● Text provided:
Claims 7-8 are rejected under pre-AIA  35 U.S.C. 103(a) as being unpatentable over Tuganbaev, in view of Tillberg, further in view of Graf, further in view of Pandian et al., U.S. PG-Publication No. 2005/0289182 A1.

Claim 7
Pandian discloses extracting values from each page into per-page scalar and array fields by name. Pandian discloses a document management system comprising modules for image capture, optical character recognition, data extraction, and quality assurance. Pandian, Abstract. Pandian discloses capturing data from scanned documents using an image capture module 30. An image identification module 34 compares a scanned document image with a template library to determine the type of document. An optical character recognition module 36 and data extraction module 37 work to extract data from the scanned document image using zone information and save the extracted data in an XML format for verification. Id. at ¶¶ 78-83.
Id. at ¶ 600-632; figs.31-32.
	It would have been obvious to a person having ordinary skill in the art before the claimed invention was made, having both Tuganbaev-Tillberg-Graf and Pandian before them to modify the method of extracting data from a multi-page document of Tuganbaev-Tillberg-Graf to incorporate the user interface for verifying extracted data as taught by Pandian. One of ordinary skill in the art would be motivated to integrate the user interface for verifying extracted data into Tuganbaev-Tillberg-Graf, with a reasonable expectation of success, in order to extract data from documents in an efficient and labor saving manner that "significantly enhances document management quality by reducing errors and providing the ability to process unstructured forms." Pandian, ¶ 16.

● What you will do: Using the rejection text above, decide whether each of these statements agrees with it: (a) Claims 7-8 are rejected as unpatentable over Tuganbaev in view of Tillberg, Graf, and Pandian. (b) Pandian uses an image identification module to compare a scanned document image with a template library. (c) Pandian saves the extracted data in a PDF format for verification. Answer yes or no for each, and quote the words from the text that settle it.

● Provided records:
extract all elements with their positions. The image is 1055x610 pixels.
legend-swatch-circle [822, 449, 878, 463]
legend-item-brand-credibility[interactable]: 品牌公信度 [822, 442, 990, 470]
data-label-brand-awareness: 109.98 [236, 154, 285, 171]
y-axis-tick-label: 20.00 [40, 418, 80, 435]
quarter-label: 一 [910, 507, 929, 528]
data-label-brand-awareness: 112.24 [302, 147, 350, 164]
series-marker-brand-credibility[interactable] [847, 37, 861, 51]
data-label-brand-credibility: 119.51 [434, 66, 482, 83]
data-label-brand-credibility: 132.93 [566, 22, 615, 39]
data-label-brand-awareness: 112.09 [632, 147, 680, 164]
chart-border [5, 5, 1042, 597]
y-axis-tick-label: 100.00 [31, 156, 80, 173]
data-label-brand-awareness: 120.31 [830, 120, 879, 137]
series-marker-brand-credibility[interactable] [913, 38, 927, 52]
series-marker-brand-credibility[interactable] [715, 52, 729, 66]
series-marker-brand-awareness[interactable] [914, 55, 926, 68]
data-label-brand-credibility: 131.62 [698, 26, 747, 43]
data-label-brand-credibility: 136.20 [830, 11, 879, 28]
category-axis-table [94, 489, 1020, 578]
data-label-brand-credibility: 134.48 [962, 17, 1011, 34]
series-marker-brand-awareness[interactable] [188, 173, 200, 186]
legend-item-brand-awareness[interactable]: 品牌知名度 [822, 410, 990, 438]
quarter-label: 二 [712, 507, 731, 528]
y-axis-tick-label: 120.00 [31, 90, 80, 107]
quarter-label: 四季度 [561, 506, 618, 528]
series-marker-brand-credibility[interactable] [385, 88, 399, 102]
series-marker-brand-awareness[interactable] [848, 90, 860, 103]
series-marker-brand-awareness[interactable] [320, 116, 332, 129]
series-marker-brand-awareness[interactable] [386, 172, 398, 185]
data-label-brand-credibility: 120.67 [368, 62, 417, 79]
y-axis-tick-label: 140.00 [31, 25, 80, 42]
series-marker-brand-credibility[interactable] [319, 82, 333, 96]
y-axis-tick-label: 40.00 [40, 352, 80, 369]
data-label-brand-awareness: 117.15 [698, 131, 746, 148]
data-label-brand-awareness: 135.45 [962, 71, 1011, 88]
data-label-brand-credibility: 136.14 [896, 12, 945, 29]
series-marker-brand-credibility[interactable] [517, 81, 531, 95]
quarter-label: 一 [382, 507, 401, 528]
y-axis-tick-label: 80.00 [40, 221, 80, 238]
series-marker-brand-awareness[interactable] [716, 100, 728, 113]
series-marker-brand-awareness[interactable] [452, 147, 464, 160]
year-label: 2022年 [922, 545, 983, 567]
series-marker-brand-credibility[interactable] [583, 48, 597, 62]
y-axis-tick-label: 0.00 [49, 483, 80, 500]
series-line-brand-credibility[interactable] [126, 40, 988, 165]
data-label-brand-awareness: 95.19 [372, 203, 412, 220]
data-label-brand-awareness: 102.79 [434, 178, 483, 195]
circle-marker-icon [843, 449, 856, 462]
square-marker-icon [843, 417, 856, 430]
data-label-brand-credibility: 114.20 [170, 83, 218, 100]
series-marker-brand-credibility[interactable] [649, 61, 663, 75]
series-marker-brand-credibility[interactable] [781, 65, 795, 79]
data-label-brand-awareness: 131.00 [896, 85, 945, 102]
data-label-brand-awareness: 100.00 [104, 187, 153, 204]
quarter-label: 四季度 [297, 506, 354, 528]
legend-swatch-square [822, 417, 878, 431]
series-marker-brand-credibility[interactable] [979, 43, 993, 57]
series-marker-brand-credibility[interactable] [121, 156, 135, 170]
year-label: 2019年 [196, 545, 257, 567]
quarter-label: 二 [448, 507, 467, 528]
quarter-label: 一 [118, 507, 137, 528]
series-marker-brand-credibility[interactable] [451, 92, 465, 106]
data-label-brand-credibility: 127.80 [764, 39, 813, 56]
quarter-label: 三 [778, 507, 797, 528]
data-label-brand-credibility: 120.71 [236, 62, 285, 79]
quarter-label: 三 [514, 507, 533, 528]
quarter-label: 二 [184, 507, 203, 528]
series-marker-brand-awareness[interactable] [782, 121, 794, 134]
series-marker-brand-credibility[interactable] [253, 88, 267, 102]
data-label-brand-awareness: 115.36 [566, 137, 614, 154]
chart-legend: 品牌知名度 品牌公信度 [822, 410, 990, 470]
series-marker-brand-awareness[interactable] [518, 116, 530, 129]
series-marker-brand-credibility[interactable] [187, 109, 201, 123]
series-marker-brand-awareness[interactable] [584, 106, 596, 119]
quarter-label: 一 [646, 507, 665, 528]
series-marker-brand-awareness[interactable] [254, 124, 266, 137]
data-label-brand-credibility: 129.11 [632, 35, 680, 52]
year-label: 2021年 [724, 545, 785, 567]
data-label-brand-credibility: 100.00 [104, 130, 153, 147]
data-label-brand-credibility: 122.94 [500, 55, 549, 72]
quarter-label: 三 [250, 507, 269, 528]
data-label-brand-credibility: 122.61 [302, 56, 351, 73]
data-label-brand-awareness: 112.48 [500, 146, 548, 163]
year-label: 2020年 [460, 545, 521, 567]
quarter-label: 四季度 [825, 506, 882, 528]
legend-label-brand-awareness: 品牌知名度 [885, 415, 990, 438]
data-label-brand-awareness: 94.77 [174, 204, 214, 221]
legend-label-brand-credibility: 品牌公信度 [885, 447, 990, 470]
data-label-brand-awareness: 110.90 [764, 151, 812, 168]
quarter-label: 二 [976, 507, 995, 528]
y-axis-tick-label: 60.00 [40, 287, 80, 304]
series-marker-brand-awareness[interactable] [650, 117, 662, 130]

● Answer to this task:
(a) Yes: "as being unpatentable over Tuganbaev, in view of Tillberg, further in view of Graf, further in view of Pandian et al."
(b) Yes: "An image identification module 34 compares a scanned document image with a template library to determine the type of document."
(c) No: "save the extracted data in an XML format for verification."